EXERCISE DIRECTIONS: Give back a single number, the count of lines containing the word "tanto".

Records contained in a dataset:
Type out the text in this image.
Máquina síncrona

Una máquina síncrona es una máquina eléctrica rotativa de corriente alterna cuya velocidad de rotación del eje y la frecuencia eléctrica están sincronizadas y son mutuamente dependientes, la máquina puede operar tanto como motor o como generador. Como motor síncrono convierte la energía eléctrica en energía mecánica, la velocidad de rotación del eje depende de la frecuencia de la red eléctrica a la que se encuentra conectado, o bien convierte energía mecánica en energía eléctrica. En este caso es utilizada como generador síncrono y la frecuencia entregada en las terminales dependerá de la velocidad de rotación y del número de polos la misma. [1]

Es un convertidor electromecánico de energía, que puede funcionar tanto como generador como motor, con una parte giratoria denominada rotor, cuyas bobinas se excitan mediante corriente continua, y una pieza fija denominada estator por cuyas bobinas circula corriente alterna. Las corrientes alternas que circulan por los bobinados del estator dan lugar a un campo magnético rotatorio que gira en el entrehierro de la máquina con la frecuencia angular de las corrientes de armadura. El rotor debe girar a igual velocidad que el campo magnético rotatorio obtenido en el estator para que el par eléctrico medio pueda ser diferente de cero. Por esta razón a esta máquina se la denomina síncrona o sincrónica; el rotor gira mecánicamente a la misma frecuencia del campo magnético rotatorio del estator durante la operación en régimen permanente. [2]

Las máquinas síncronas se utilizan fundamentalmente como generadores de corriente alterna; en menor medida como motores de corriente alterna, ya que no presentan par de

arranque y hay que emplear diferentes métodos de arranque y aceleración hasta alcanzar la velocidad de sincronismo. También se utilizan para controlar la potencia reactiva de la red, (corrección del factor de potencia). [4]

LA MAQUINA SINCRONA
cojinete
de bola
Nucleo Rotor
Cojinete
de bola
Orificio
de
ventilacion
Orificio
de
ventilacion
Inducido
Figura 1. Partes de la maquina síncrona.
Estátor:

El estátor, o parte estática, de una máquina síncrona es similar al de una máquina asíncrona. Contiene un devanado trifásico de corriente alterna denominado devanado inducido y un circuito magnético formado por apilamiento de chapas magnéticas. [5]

ANSWER TO THE TASK: 2